Copy out the data below as written; omit any images.

[Stored entries]
+ + + + +

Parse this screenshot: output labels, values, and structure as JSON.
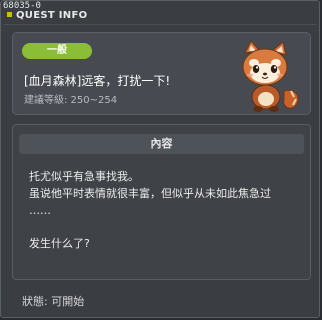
{
  "window": {
    "id_label": "68035-0",
    "title": "QUEST INFO"
  },
  "quest": {
    "category": "一般",
    "title": "[血月森林]远客，打扰一下!",
    "level_label": "建議等級: 250~254",
    "mascot_icon": "red-panda-icon"
  },
  "content": {
    "header": "內容",
    "lines": [
      "托尤似乎有急事找我。",
      "虽说他平时表情就很丰富，但似乎从未如此焦急过",
      "……",
      "",
      "发生什么了?"
    ]
  },
  "status": {
    "label": "狀態: 可開始"
  },
  "colors": {
    "badge": "#8bbd37",
    "window_bg": "#3a3d42",
    "card_bg": "#474b51"
  }
}
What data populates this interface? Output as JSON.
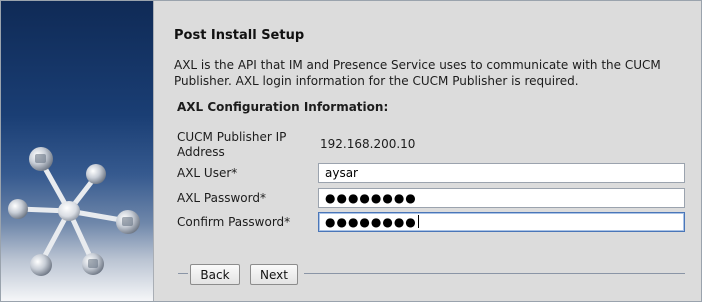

+ + + + +

Reply:
Parse this screenshot: output labels, values, and structure as JSON.
{
  "window": {
    "id_label": "68035-0",
    "title": "QUEST INFO"
  },
  "quest": {
    "category": "一般",
    "title": "[血月森林]远客，打扰一下!",
    "level_label": "建議等級: 250~254",
    "mascot_icon": "red-panda-icon"
  },
  "content": {
    "header": "內容",
    "lines": [
      "托尤似乎有急事找我。",
      "虽说他平时表情就很丰富，但似乎从未如此焦急过",
      "……",
      "",
      "发生什么了?"
    ]
  },
  "status": {
    "label": "狀態: 可開始"
  },
  "colors": {
    "badge": "#8bbd37",
    "window_bg": "#3a3d42",
    "card_bg": "#474b51"
  }
}
What data populates this interface? Output as JSON.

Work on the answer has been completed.